**Instructions for the task**
Edit the items from the line with "data-point[interactable] [404, 198, 421, 214]" up to and including the line with "y-tick-label: -16% [11, 333, 42, 347]": replace "interactable" with "clickable" and keep everything else the same. Return only those lines.

**Data extract**
★ ★ ★ ★ ★

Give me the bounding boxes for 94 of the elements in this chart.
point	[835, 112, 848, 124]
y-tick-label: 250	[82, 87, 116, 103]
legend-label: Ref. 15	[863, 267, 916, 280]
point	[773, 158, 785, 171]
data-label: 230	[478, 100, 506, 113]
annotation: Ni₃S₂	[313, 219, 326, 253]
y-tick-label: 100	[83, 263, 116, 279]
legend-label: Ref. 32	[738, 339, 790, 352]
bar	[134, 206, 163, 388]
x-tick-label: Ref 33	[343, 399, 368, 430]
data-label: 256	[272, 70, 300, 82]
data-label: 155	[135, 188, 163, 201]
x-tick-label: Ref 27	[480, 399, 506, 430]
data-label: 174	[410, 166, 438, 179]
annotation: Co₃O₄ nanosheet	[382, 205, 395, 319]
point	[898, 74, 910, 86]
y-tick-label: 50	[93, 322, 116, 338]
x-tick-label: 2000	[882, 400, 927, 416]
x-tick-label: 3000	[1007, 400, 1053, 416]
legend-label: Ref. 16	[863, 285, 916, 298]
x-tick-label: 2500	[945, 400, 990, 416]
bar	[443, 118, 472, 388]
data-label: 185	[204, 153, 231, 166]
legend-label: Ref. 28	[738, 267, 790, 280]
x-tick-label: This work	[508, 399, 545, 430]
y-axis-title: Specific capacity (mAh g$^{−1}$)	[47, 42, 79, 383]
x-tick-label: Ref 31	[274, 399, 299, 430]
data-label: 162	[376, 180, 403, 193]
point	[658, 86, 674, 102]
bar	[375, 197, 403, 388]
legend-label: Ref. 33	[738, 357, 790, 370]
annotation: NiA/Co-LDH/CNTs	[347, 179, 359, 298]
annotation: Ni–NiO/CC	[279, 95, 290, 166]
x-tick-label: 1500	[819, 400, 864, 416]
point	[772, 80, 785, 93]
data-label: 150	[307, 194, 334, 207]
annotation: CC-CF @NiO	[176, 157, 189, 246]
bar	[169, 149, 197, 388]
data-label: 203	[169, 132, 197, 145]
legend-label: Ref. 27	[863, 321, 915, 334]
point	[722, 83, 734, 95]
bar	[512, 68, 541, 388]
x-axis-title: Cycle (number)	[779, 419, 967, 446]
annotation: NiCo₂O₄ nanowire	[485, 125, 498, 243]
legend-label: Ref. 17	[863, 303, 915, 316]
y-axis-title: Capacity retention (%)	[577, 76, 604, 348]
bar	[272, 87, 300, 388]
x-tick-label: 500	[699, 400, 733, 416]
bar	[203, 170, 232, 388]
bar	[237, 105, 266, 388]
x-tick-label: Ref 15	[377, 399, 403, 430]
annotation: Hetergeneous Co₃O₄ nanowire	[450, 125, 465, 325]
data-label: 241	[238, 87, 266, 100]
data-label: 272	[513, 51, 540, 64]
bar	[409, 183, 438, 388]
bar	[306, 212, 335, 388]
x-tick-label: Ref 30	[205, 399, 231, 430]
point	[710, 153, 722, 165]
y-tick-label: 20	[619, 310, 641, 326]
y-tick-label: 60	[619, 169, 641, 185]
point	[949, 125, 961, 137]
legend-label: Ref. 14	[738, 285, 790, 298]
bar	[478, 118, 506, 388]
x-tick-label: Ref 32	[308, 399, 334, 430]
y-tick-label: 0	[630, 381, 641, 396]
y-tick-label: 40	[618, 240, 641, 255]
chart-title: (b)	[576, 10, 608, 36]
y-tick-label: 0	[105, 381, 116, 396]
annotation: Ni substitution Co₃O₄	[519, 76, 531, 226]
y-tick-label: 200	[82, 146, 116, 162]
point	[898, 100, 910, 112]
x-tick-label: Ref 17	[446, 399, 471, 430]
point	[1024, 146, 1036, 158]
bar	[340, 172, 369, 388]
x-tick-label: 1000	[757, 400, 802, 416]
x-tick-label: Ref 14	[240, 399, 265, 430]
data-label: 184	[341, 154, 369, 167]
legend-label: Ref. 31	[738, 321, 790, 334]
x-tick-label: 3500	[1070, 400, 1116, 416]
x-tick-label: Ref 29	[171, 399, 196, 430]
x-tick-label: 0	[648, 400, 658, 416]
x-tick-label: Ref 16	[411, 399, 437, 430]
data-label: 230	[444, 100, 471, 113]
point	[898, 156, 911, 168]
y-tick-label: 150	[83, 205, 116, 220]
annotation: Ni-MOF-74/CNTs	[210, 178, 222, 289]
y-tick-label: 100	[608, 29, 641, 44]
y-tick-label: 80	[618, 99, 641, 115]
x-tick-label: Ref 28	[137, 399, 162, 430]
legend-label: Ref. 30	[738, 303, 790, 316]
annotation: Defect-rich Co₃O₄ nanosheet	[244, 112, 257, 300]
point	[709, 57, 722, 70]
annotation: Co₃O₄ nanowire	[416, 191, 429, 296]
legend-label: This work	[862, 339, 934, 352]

★ ★ ★ ★ ★

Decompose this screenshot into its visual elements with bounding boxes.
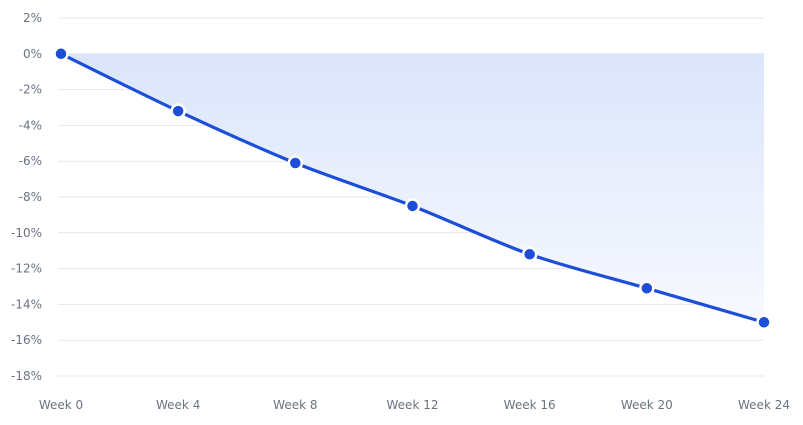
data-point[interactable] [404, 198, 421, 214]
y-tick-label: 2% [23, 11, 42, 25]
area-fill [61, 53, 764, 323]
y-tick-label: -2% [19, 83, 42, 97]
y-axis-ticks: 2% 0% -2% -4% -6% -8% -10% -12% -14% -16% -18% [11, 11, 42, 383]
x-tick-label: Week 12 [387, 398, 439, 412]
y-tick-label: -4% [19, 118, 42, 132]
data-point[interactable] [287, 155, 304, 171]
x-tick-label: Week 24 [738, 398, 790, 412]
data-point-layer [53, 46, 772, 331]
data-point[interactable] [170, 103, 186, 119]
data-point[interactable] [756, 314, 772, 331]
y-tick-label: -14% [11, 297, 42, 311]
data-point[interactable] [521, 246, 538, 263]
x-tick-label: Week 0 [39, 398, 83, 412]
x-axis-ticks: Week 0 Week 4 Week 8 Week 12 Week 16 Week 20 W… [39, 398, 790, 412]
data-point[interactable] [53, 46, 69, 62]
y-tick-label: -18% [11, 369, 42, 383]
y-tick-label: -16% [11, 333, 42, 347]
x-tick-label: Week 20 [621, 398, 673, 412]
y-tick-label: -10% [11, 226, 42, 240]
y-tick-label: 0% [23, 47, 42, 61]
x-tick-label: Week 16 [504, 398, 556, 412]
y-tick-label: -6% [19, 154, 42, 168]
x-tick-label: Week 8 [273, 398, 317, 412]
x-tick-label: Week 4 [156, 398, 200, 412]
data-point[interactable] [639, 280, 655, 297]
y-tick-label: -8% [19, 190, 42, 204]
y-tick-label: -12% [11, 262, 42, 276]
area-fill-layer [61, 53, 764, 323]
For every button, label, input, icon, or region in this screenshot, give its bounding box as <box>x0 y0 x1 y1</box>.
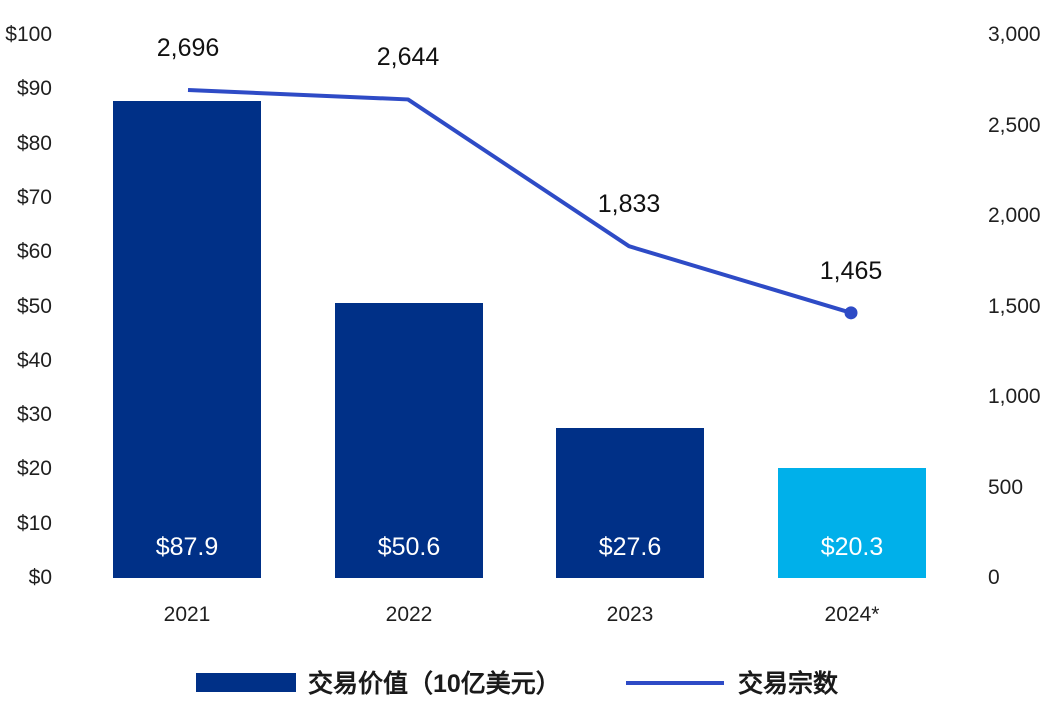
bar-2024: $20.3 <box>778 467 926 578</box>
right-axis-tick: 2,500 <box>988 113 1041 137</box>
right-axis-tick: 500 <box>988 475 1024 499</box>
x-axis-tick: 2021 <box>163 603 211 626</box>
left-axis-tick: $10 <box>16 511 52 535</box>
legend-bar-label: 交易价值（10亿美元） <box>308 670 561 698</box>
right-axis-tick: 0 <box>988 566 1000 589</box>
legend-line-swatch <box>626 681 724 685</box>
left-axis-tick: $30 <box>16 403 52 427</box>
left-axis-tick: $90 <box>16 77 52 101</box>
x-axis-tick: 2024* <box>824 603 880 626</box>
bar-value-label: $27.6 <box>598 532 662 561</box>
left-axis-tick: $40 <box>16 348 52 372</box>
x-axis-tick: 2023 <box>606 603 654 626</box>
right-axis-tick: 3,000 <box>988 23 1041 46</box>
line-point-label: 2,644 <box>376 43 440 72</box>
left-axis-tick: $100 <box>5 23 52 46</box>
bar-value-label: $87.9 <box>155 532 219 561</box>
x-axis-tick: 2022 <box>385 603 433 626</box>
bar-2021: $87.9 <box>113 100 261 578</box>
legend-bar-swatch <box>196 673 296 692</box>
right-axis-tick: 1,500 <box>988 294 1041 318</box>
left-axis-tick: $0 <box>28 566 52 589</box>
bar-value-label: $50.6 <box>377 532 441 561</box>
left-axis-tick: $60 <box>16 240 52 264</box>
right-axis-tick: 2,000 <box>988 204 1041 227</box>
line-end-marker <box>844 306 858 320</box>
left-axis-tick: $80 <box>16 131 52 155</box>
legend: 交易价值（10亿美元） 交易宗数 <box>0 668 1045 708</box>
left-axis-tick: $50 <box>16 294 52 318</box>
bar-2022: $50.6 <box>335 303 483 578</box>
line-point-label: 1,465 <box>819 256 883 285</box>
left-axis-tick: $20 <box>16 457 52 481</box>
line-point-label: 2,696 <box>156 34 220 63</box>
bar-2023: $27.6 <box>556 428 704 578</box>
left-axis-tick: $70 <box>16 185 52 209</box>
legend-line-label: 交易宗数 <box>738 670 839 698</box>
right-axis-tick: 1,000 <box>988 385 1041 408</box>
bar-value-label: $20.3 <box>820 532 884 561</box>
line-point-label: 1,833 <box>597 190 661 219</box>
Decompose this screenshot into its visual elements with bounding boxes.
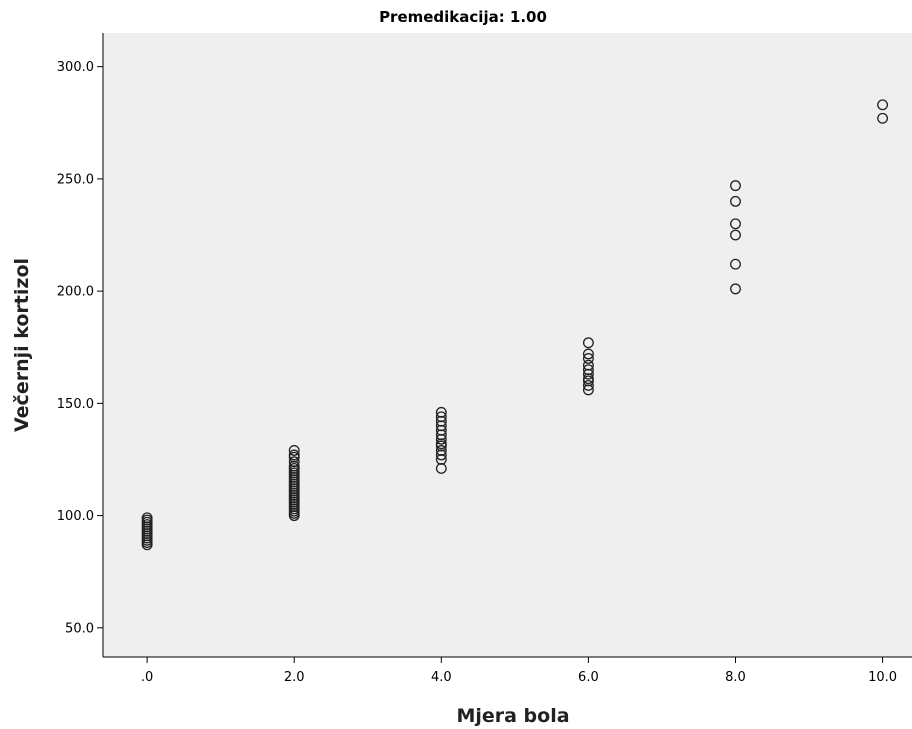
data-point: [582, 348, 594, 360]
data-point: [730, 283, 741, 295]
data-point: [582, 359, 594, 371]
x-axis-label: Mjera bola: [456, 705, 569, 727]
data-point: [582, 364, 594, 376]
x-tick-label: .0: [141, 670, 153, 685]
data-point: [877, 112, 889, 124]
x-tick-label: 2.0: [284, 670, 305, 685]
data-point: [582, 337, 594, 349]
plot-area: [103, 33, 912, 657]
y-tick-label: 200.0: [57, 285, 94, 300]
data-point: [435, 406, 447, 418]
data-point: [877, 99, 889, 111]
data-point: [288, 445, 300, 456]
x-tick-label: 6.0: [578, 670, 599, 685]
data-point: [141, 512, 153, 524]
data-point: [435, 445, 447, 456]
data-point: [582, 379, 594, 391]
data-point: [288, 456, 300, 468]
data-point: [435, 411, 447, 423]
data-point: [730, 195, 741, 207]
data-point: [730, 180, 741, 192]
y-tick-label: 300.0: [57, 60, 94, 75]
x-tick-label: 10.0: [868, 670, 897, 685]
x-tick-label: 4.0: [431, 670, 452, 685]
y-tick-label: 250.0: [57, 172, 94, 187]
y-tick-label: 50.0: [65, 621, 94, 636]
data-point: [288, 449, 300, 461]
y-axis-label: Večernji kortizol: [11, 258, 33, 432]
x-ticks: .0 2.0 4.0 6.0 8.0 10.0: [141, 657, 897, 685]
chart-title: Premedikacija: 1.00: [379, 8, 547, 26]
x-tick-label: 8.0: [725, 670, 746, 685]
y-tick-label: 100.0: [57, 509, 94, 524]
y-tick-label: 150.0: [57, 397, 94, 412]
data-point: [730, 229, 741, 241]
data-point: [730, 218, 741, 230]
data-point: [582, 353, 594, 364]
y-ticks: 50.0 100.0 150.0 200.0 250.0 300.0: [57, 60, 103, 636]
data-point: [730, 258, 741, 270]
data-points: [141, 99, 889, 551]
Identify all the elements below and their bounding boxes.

★ ★ ★ ★ ★

**Solution**
data-point[clickable] [404, 198, 421, 214]
y-tick-label: 2% [23, 11, 42, 25]
area-fill [61, 53, 764, 323]
y-tick-label: -2% [19, 83, 42, 97]
y-axis-ticks: 2% 0% -2% -4% -6% -8% -10% -12% -14% -16% -18% [11, 11, 42, 383]
x-tick-label: Week 12 [387, 398, 439, 412]
y-tick-label: -4% [19, 118, 42, 132]
data-point[clickable] [287, 155, 304, 171]
x-tick-label: Week 24 [738, 398, 790, 412]
data-point-layer [53, 46, 772, 331]
data-point[clickable] [170, 103, 186, 119]
data-point[clickable] [756, 314, 772, 331]
y-tick-label: -14% [11, 297, 42, 311]
data-point[clickable] [521, 246, 538, 263]
x-tick-label: Week 0 [39, 398, 83, 412]
x-axis-ticks: Week 0 Week 4 Week 8 Week 12 Week 16 Week 20 W… [39, 398, 790, 412]
data-point[clickable] [53, 46, 69, 62]
y-tick-label: -18% [11, 369, 42, 383]
y-tick-label: -16% [11, 333, 42, 347]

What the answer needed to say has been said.